── RECORDS FOR THIS EXERCISE

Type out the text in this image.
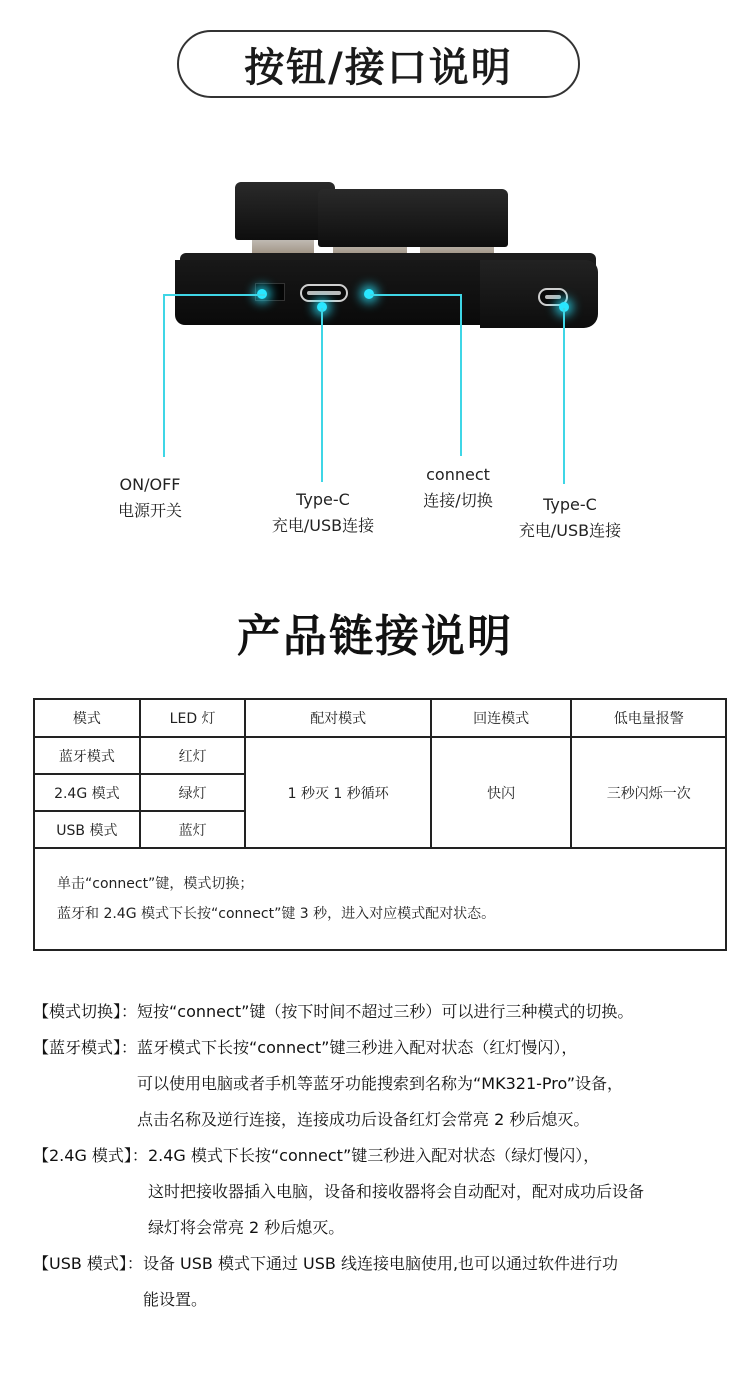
按钮/接口说明
ON/OFF
电源开关
Type-C
充电/USB连接
connect
连接/切换	Type-C
充电/USB连接
产品链接说明
模式	LED 灯	配对模式	回连模式	低电量报警
蓝牙模式	红灯	1 秒灭 1 秒循环	快闪	三秒闪烁一次
2.4G 模式	绿灯			
USB 模式	蓝灯			

单击“connect”键，模式切换；
蓝牙和 2.4G 模式下长按“connect”键 3 秒，进入对应模式配对状态。				
【模式切换】： 短按“connect”键（按下时间不超过三秒）可以进行三种模式的切换。
【蓝牙模式】： 蓝牙模式下长按“connect”键三秒进入配对状态（红灯慢闪），
可以使用电脑或者手机等蓝牙功能搜索到名称为“MK321-Pro”设备，
点击名称及逆行连接，连接成功后设备红灯会常亮 2 秒后熄灭。
【2.4G 模式】： 2.4G 模式下长按“connect”键三秒进入配对状态（绿灯慢闪），
这时把接收器插入电脑，设备和接收器将会自动配对，配对成功后设备
绿灯将会常亮 2 秒后熄灭。
【USB 模式】： 设备 USB 模式下通过 USB 线连接电脑使用,也可以通过软件进行功
能设置。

────

* GOAL
Every line above should be returned word for word, with the pictures left behind.

* RESPONSE TO THIS TASK
Type out the text in this image.
按钮/接口说明
ON/OFF
电源开关
Type-C
充电/USB连接
connect
连接/切换	Type-C
充电/USB连接
产品链接说明
模式	LED 灯	配对模式	回连模式	低电量报警
蓝牙模式	红灯	1 秒灭 1 秒循环	快闪	三秒闪烁一次
2.4G 模式	绿灯			
USB 模式	蓝灯			

单击“connect”键，模式切换；
蓝牙和 2.4G 模式下长按“connect”键 3 秒，进入对应模式配对状态。				
【模式切换】： 短按“connect”键（按下时间不超过三秒）可以进行三种模式的切换。
【蓝牙模式】： 蓝牙模式下长按“connect”键三秒进入配对状态（红灯慢闪），
可以使用电脑或者手机等蓝牙功能搜索到名称为“MK321-Pro”设备，
点击名称及逆行连接，连接成功后设备红灯会常亮 2 秒后熄灭。
【2.4G 模式】： 2.4G 模式下长按“connect”键三秒进入配对状态（绿灯慢闪），
这时把接收器插入电脑，设备和接收器将会自动配对，配对成功后设备
绿灯将会常亮 2 秒后熄灭。
【USB 模式】： 设备 USB 模式下通过 USB 线连接电脑使用,也可以通过软件进行功
能设置。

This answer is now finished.